-- Opening Marker --
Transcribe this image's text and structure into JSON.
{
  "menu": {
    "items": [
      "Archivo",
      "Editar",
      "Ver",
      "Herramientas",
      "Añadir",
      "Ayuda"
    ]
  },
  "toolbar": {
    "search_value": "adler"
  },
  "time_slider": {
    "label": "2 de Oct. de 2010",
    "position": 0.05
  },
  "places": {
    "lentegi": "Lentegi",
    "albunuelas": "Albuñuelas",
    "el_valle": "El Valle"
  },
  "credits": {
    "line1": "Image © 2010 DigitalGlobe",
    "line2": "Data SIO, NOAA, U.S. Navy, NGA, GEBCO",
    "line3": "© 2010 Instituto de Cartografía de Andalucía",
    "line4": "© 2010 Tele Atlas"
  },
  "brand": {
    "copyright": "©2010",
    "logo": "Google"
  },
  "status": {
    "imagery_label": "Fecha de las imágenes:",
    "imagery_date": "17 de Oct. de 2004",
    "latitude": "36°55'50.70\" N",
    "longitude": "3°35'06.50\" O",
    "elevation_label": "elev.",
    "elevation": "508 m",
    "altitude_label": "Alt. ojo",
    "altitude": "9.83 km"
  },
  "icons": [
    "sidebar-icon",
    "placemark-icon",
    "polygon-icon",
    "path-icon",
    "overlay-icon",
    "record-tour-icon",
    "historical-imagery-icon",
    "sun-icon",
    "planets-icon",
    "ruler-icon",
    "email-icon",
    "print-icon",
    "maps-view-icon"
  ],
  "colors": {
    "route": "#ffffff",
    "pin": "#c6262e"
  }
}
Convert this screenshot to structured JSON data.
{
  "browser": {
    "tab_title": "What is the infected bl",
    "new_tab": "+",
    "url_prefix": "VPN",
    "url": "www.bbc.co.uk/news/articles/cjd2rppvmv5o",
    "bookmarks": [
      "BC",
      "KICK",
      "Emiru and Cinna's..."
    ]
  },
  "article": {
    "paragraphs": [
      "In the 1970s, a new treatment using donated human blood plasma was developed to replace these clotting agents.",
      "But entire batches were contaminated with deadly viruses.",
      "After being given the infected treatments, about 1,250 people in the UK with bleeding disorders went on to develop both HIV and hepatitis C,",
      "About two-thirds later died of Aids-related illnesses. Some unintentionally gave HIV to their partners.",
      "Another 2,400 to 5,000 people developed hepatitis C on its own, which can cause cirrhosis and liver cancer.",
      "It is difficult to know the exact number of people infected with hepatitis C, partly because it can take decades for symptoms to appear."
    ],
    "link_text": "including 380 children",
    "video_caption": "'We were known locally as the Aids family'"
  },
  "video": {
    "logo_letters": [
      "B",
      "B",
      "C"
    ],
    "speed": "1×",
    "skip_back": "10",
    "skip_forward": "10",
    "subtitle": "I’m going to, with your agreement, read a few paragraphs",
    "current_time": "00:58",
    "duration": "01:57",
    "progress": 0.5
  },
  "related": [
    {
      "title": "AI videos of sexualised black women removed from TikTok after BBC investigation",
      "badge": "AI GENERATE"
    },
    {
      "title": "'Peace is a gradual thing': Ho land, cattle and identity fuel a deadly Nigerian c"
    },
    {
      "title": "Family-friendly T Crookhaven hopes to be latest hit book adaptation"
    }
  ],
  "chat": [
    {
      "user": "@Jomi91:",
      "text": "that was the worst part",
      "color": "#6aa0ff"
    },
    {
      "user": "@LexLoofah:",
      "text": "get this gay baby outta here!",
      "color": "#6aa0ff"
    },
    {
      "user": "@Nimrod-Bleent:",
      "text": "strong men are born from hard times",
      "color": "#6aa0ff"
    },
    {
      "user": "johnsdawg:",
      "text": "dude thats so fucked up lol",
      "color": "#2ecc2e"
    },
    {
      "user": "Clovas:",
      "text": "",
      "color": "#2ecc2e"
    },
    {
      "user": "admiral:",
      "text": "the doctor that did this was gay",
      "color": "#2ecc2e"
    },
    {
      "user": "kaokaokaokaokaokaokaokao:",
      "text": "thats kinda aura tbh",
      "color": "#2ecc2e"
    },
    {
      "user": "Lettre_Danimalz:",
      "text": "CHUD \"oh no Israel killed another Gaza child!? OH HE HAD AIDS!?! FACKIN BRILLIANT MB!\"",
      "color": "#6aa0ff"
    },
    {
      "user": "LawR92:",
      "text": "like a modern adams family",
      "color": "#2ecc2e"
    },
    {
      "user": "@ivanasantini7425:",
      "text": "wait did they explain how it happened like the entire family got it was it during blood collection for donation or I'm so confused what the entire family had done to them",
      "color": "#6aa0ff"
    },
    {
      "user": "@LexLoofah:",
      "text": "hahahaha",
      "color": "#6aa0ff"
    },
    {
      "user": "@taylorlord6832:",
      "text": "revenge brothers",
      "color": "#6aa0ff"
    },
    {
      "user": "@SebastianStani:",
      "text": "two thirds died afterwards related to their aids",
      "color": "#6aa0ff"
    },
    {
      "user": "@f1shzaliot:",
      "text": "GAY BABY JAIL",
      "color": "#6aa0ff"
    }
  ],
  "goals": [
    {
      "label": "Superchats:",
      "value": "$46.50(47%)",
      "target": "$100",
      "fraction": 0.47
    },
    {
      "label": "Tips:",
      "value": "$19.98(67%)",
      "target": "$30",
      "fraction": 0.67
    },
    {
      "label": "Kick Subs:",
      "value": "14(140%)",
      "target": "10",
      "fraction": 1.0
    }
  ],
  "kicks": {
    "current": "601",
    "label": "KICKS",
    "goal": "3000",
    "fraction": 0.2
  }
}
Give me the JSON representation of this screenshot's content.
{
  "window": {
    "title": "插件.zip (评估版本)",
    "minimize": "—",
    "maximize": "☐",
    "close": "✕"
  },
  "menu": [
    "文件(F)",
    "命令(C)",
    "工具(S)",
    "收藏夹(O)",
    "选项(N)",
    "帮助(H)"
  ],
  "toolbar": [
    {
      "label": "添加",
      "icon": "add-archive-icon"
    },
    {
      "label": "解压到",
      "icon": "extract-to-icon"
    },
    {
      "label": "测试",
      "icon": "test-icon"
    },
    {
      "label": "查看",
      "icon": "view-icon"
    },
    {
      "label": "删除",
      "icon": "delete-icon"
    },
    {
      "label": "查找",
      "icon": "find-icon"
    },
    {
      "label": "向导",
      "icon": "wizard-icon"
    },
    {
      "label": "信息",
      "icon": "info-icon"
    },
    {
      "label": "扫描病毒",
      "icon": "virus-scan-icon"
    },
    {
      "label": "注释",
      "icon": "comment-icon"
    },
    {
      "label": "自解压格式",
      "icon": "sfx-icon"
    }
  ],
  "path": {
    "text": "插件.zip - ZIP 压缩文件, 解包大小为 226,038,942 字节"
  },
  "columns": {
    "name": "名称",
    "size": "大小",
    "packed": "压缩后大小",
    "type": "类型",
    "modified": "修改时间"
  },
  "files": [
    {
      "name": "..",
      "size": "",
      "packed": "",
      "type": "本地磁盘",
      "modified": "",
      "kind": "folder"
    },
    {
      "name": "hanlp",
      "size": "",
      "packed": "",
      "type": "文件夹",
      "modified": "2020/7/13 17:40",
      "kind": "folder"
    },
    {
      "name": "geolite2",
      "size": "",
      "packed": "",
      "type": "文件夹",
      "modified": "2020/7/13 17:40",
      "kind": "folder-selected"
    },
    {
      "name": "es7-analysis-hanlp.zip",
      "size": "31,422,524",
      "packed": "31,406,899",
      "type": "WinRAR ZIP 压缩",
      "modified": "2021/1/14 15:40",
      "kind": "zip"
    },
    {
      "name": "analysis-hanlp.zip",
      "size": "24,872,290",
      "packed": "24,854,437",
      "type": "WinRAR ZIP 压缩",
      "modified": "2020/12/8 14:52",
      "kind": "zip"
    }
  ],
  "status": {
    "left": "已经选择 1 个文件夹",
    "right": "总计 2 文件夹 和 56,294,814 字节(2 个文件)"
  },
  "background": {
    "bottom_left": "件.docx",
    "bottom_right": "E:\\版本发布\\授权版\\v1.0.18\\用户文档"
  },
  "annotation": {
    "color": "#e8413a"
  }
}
-- Closing Marker --
■ The task
Select and copy every line of the material that holds the string "thats".

■ Solution to the problem
      "text": "dude thats so fucked up lol",
      "text": "thats kinda aura tbh",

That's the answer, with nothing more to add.